REQUIRED TASK 1 ▸ In the patch thread, what value does Thomas Huth propose for the new version_id?
REQUIRED TASK 2 ▸ Using the patch thread, explain why the qtest migration test hangs when the flic pending state is not migrated.
REQUIRED TASK 3 ▸ Reproduce the passage of the patch thread starting at "David / dhildenb" and ending at "to console writes?)".

EXCERPTED PASSAGE ▸
[BEGIN]

Migration is broken only in some case "while an interrupt is pending, it can be 
lost".

> compatibility.  But you do have to bump the version number.

Looking at it, this is TCG only, so likely we don't care that much about 
migration compatibility. But I have no idea what level of compatibility we want 
to support there.

-- 
Thanks,

David / dhildenb


Re: [RFC PATCH 1/3] hw/intc/s390_flic: Migrate pending state
Posted by Thomas Huth 6 months ago
On 26/05/2024 22.33, David Hildenbrand wrote:
> Am 26.05.24 um 21:44 schrieb Richard Henderson:
>> On 5/26/24 08:53, David Hildenbrand wrote:
>>> Am 25.05.24 um 15:12 schrieb Nicholas Piggin:
>>>> The flic pending state is not migrated, so if the machine is migrated
>>>> while an interrupt is pending, it can be lost. This shows up in
>>>> qtest migration test, an extint is pending (due to console writes?)
>>>> and the CPU waits via s390_cpu_set_psw and expects the interrupt to
>>>> wake it. However when the flic pending state is lost, s390_cpu_has_int
>>>> returns false, so s390_cpu_exec_interrupt falls through to halting
>>>> again.
>>>>
>>>> Fix this by migrating pending. This prevents the qtest from hanging.
>>>> Does service_param need to be migrated? Or the IO lists?
>>>>
>>>> Signed-off-by: Nicholas Piggin <npiggin@gmail.com>
>>>> ---
>>>>   hw/intc/s390_flic.c | 1 +
>>>>   1 file changed, 1 insertion(+)
>>>>
>>>> diff --git a/hw/intc/s390_flic.c b/hw/intc/s390_flic.c
>>>> index 6771645699..b70cf2295a 100644
>>>> --- a/hw/intc/s390_flic.c
>>>> +++ b/hw/intc/s390_flic.c
>>>> @@ -369,6 +369,7 @@ static const VMStateDescription 
>>>> qemu_s390_flic_vmstate = {
>>>>       .fields = (const VMStateField[]) {
>>>>           VMSTATE_UINT8(simm, QEMUS390FLICState),
>>>>           VMSTATE_UINT8(nimm, QEMUS390FLICState),
>>>> +        VMSTATE_UINT32(pending, QEMUS390FLICState),
>>>>           VMSTATE_END_OF_LIST()
>>>>       }
>>>>   };
>>>
>>> Likely you have to handle this using QEMU compat machines.
>>
>> Well, since existing migration is broken, I don't think you have to preserve 
> 
> Migration is broken only in some case "while an interrupt is pending, it can 
> be lost".
> 
>> compatibility.  But you do have to bump the version number.
> 
> Looking at it, this is TCG only, so likely we don't care that much about 
> migration compatibility. But I have no idea what level of compatibility we 
> want to support there.

Yes, this seems to only affect the TCG-only flic device, where migration has 
never been working very reliably. So I think we don't really need the whole 
compat-machine dance here. But I think we should at least bump the 
version_id to 2 now and then use

    VMSTATE_UINT32_V(pending, QEMUS390FLICState, 2);

for the new field. That way we would at least support forward migrations 
without too much hassle.

[END]

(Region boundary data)
[BEGIN]

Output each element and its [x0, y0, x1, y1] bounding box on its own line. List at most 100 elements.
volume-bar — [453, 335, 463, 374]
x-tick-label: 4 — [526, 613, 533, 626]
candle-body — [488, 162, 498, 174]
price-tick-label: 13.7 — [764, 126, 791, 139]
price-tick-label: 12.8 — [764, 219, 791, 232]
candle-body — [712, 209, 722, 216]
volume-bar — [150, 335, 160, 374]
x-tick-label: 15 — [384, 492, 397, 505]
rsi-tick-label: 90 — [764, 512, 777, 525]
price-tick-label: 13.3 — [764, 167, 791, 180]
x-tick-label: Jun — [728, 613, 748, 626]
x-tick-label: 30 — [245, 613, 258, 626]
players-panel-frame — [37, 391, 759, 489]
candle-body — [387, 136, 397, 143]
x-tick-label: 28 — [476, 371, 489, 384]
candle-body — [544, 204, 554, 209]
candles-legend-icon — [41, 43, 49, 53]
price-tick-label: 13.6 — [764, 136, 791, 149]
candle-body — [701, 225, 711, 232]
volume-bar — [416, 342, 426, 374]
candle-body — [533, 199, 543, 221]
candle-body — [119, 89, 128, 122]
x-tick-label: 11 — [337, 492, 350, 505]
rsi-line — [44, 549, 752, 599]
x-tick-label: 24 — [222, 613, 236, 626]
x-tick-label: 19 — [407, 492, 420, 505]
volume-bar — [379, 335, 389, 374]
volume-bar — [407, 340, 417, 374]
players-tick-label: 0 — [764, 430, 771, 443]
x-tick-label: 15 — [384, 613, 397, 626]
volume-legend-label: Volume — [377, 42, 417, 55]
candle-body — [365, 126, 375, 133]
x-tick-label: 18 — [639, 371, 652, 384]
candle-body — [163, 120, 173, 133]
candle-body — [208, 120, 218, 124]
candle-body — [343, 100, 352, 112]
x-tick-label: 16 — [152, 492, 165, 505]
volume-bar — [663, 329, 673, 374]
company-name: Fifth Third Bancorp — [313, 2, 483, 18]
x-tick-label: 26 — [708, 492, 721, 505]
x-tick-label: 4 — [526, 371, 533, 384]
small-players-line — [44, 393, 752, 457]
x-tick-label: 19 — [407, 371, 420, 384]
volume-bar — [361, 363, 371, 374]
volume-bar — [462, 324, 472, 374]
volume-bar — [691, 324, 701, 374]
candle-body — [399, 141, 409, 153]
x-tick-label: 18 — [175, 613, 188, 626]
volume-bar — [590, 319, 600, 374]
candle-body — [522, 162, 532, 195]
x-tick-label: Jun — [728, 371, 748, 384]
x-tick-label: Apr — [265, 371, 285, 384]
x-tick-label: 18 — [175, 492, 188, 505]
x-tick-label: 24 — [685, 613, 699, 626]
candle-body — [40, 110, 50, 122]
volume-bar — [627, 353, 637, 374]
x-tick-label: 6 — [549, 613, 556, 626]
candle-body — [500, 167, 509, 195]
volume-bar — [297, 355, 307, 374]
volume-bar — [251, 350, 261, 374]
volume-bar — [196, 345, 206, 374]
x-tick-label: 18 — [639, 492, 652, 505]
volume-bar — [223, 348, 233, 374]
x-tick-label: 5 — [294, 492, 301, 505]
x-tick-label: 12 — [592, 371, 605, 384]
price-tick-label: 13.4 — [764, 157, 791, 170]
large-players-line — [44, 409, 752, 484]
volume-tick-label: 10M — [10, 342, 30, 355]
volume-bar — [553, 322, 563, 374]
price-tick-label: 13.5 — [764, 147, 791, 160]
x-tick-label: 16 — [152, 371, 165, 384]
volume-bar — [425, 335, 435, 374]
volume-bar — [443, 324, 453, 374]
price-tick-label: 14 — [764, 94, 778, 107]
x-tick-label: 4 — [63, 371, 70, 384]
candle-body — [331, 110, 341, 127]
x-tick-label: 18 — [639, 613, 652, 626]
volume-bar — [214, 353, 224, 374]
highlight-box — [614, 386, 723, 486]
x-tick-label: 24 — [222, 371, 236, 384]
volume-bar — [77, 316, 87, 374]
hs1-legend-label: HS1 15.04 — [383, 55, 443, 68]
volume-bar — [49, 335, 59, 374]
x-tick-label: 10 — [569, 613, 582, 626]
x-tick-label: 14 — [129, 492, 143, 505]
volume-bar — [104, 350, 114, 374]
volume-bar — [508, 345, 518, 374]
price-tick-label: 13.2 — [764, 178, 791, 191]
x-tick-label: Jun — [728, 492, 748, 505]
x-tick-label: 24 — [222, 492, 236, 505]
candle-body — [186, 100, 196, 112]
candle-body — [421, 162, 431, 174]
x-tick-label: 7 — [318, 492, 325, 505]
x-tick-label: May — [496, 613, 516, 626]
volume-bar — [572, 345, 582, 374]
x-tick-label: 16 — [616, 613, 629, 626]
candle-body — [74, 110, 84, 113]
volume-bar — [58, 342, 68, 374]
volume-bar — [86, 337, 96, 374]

[END]

CORRECT ANSWER 1 ▸ He proposes bumping the version_id to 2.

CORRECT ANSWER 2 ▸ An external interrupt is pending while the CPU waits via s390_cpu_set_psw for that interrupt to wake it. Because the pending state is lost in migration, s390_cpu_has_int returns false, so s390_cpu_exec_interrupt falls through to halting again.

CORRECT ANSWER 3 ▸
David / dhildenb


Re: [RFC PATCH 1/3] hw/intc/s390_flic: Migrate pending state
Posted by Thomas Huth 6 months ago
On 26/05/2024 22.33, David Hildenbrand wrote:
> Am 26.05.24 um 21:44 schrieb Richard Henderson:
>> On 5/26/24 08:53, David Hildenbrand wrote:
>>> Am 25.05.24 um 15:12 schrieb Nicholas Piggin:
>>>> The flic pending state is not migrated, so if the machine is migrated
>>>> while an interrupt is pending, it can be lost. This shows up in
>>>> qtest migration test, an extint is pending (due to console writes?)